* [Aim of the task] Every line of the listing must be reproduced as it stands. Leave the images behind.

* [Extracted information]
------------------------------------------------------------------------

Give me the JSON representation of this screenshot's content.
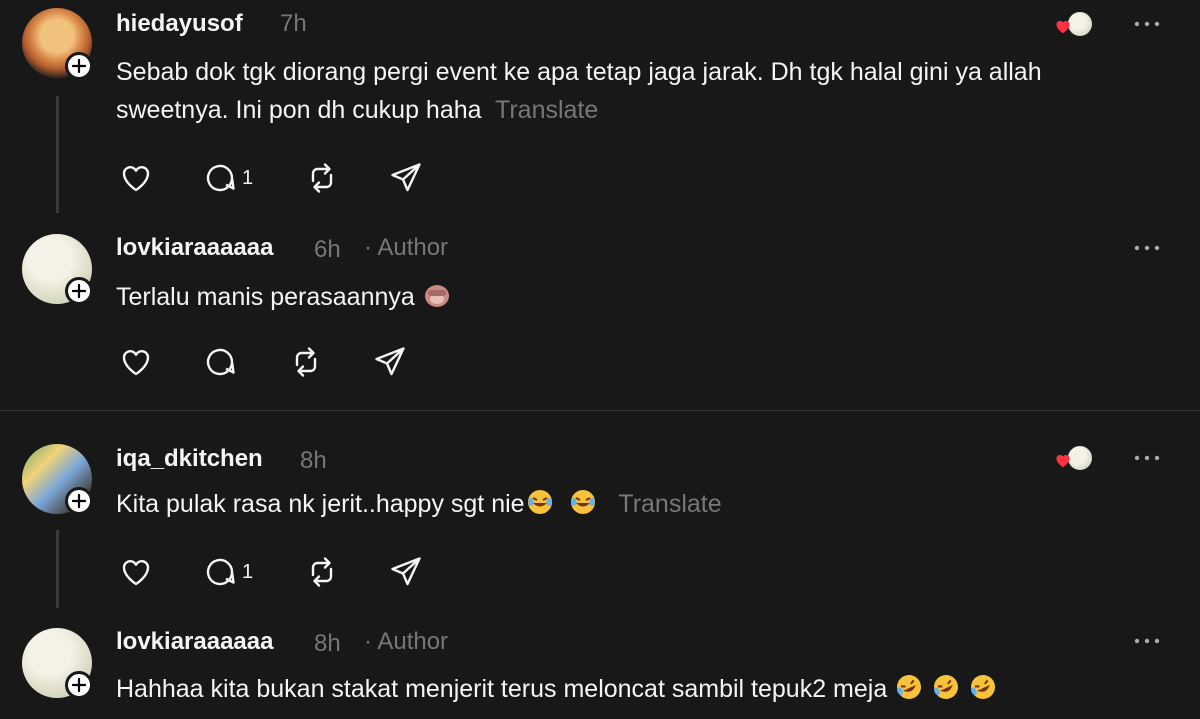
{
  "posts": [
    {
      "username": "hiedayusof",
      "time": "7h",
      "text": "Sebab dok tgk diorang pergi event ke apa tetap jaga jarak. Dh tgk halal gini ya allah sweetnya. Ini pon dh cukup haha",
      "translate_label": "Translate",
      "reply_count": "1"
    },
    {
      "username": "lovkiaraaaaaa",
      "time": "6h",
      "author_label": "· Author",
      "text": "Terlalu manis perasaannya"
    },
    {
      "username": "iqa_dkitchen",
      "time": "8h",
      "text": "Kita pulak rasa nk jerit..happy sgt nie",
      "translate_label": "Translate",
      "reply_count": "1"
    },
    {
      "username": "lovkiaraaaaaa",
      "time": "8h",
      "author_label": "· Author",
      "text": "Hahhaa kita bukan stakat menjerit terus meloncat sambil tepuk2 meja"
    }
  ],
  "colors": {
    "background": "#181818",
    "text": "#f3f5f7",
    "muted": "#777777",
    "heart": "#ff3040"
  },
  "icons": [
    "heart-icon",
    "comment-icon",
    "repost-icon",
    "share-icon",
    "more-icon",
    "follow-plus-icon"
  ]
}
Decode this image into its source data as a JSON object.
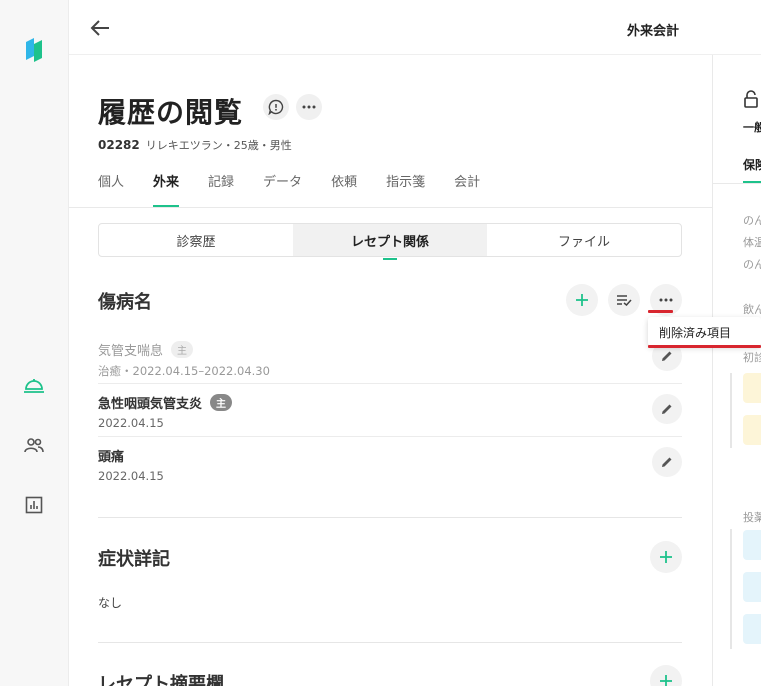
{
  "header": {
    "title": "外来会計"
  },
  "page": {
    "title": "履歴の閲覧",
    "patient_id": "02282",
    "patient_info": "リレキエツラン・25歳・男性"
  },
  "tabs": [
    {
      "label": "個人"
    },
    {
      "label": "外来"
    },
    {
      "label": "記録"
    },
    {
      "label": "データ"
    },
    {
      "label": "依頼"
    },
    {
      "label": "指示箋"
    },
    {
      "label": "会計"
    }
  ],
  "segments": [
    {
      "label": "診察歴"
    },
    {
      "label": "レセプト関係"
    },
    {
      "label": "ファイル"
    }
  ],
  "diagnoses": {
    "title": "傷病名",
    "items": [
      {
        "name": "気管支喘息",
        "badge": "主",
        "date": "治癒・2022.04.15–2022.04.30"
      },
      {
        "name": "急性咽頭気管支炎",
        "badge": "主",
        "date": "2022.04.15"
      },
      {
        "name": "頭痛",
        "date": "2022.04.15"
      }
    ]
  },
  "dropdown": {
    "item": "削除済み項目"
  },
  "symptoms": {
    "title": "症状詳記",
    "value": "なし"
  },
  "receipt_summary": {
    "title": "レセプト摘要欄"
  },
  "right_panel": {
    "label_general": "一般",
    "tab_insurance": "保険",
    "text1": "のん",
    "text2": "体温",
    "text3": "のん",
    "text4": "飲ん",
    "label_initial": "初診",
    "label_admin": "投薬"
  },
  "colors": {
    "accent": "#1ec28b",
    "highlight": "#d8262f"
  }
}
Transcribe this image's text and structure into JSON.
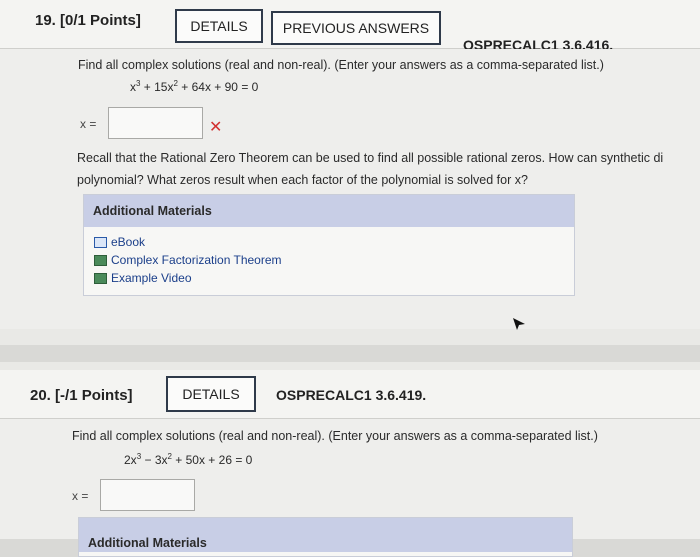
{
  "q19": {
    "number": "19.",
    "points": "[0/1 Points]",
    "details_label": "DETAILS",
    "previous_label": "PREVIOUS ANSWERS",
    "code": "OSPRECALC1 3.6.416.",
    "instruction": "Find all complex solutions (real and non-real). (Enter your answers as a comma-separated list.)",
    "eq_a": "x",
    "eq_b": " + 15x",
    "eq_c": " + 64x + 90 = 0",
    "exp": "3",
    "exp2": "2",
    "x_label": "x =",
    "answer_value": "",
    "wrong_mark": "✕",
    "hint_line1": "Recall that the Rational Zero Theorem can be used to find all possible rational zeros. How can synthetic di",
    "hint_line2": "polynomial? What zeros result when each factor of the polynomial is solved for x?",
    "materials_title": "Additional Materials",
    "materials": [
      {
        "label": "eBook",
        "icon": "ebook-icon"
      },
      {
        "label": "Complex Factorization Theorem",
        "icon": "document-icon"
      },
      {
        "label": "Example Video",
        "icon": "video-icon"
      }
    ]
  },
  "q20": {
    "number": "20.",
    "points": "[-/1 Points]",
    "details_label": "DETAILS",
    "code": "OSPRECALC1 3.6.419.",
    "instruction": "Find all complex solutions (real and non-real). (Enter your answers as a comma-separated list.)",
    "eq_a": "2x",
    "eq_b": " − 3x",
    "eq_c": " + 50x + 26 = 0",
    "exp": "3",
    "exp2": "2",
    "x_label": "x =",
    "answer_value": "",
    "materials_title": "Additional Materials"
  }
}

------------------------------------------------------------------------

* [Worked solution]
Give me the JSON representation of this screenshot's content.
{
  "posts": [
    {
      "username": "hiedayusof",
      "time": "7h",
      "text": "Sebab dok tgk diorang pergi event ke apa tetap jaga jarak. Dh tgk halal gini ya allah sweetnya. Ini pon dh cukup haha",
      "translate_label": "Translate",
      "reply_count": "1"
    },
    {
      "username": "lovkiaraaaaaa",
      "time": "6h",
      "author_label": "· Author",
      "text": "Terlalu manis perasaannya"
    },
    {
      "username": "iqa_dkitchen",
      "time": "8h",
      "text": "Kita pulak rasa nk jerit..happy sgt nie",
      "translate_label": "Translate",
      "reply_count": "1"
    },
    {
      "username": "lovkiaraaaaaa",
      "time": "8h",
      "author_label": "· Author",
      "text": "Hahhaa kita bukan stakat menjerit terus meloncat sambil tepuk2 meja"
    }
  ],
  "colors": {
    "background": "#181818",
    "text": "#f3f5f7",
    "muted": "#777777",
    "heart": "#ff3040"
  },
  "icons": [
    "heart-icon",
    "comment-icon",
    "repost-icon",
    "share-icon",
    "more-icon",
    "follow-plus-icon"
  ]
}
Decode this image into its source data as a JSON object.
{
  "header": {
    "title": "外来会計"
  },
  "page": {
    "title": "履歴の閲覧",
    "patient_id": "02282",
    "patient_info": "リレキエツラン・25歳・男性"
  },
  "tabs": [
    {
      "label": "個人"
    },
    {
      "label": "外来"
    },
    {
      "label": "記録"
    },
    {
      "label": "データ"
    },
    {
      "label": "依頼"
    },
    {
      "label": "指示箋"
    },
    {
      "label": "会計"
    }
  ],
  "segments": [
    {
      "label": "診察歴"
    },
    {
      "label": "レセプト関係"
    },
    {
      "label": "ファイル"
    }
  ],
  "diagnoses": {
    "title": "傷病名",
    "items": [
      {
        "name": "気管支喘息",
        "badge": "主",
        "date": "治癒・2022.04.15–2022.04.30"
      },
      {
        "name": "急性咽頭気管支炎",
        "badge": "主",
        "date": "2022.04.15"
      },
      {
        "name": "頭痛",
        "date": "2022.04.15"
      }
    ]
  },
  "dropdown": {
    "item": "削除済み項目"
  },
  "symptoms": {
    "title": "症状詳記",
    "value": "なし"
  },
  "receipt_summary": {
    "title": "レセプト摘要欄"
  },
  "right_panel": {
    "label_general": "一般",
    "tab_insurance": "保険",
    "text1": "のん",
    "text2": "体温",
    "text3": "のん",
    "text4": "飲ん",
    "label_initial": "初診",
    "label_admin": "投薬"
  },
  "colors": {
    "accent": "#1ec28b",
    "highlight": "#d8262f"
  }
}
Transcribe this image's text and structure into JSON.
{
  "q19": {
    "number": "19.",
    "points": "[0/1 Points]",
    "details_label": "DETAILS",
    "previous_label": "PREVIOUS ANSWERS",
    "code": "OSPRECALC1 3.6.416.",
    "instruction": "Find all complex solutions (real and non-real). (Enter your answers as a comma-separated list.)",
    "eq_a": "x",
    "eq_b": " + 15x",
    "eq_c": " + 64x + 90 = 0",
    "exp": "3",
    "exp2": "2",
    "x_label": "x =",
    "answer_value": "",
    "wrong_mark": "✕",
    "hint_line1": "Recall that the Rational Zero Theorem can be used to find all possible rational zeros. How can synthetic di",
    "hint_line2": "polynomial? What zeros result when each factor of the polynomial is solved for x?",
    "materials_title": "Additional Materials",
    "materials": [
      {
        "label": "eBook",
        "icon": "ebook-icon"
      },
      {
        "label": "Complex Factorization Theorem",
        "icon": "document-icon"
      },
      {
        "label": "Example Video",
        "icon": "video-icon"
      }
    ]
  },
  "q20": {
    "number": "20.",
    "points": "[-/1 Points]",
    "details_label": "DETAILS",
    "code": "OSPRECALC1 3.6.419.",
    "instruction": "Find all complex solutions (real and non-real). (Enter your answers as a comma-separated list.)",
    "eq_a": "2x",
    "eq_b": " − 3x",
    "eq_c": " + 50x + 26 = 0",
    "exp": "3",
    "exp2": "2",
    "x_label": "x =",
    "answer_value": "",
    "materials_title": "Additional Materials"
  }
}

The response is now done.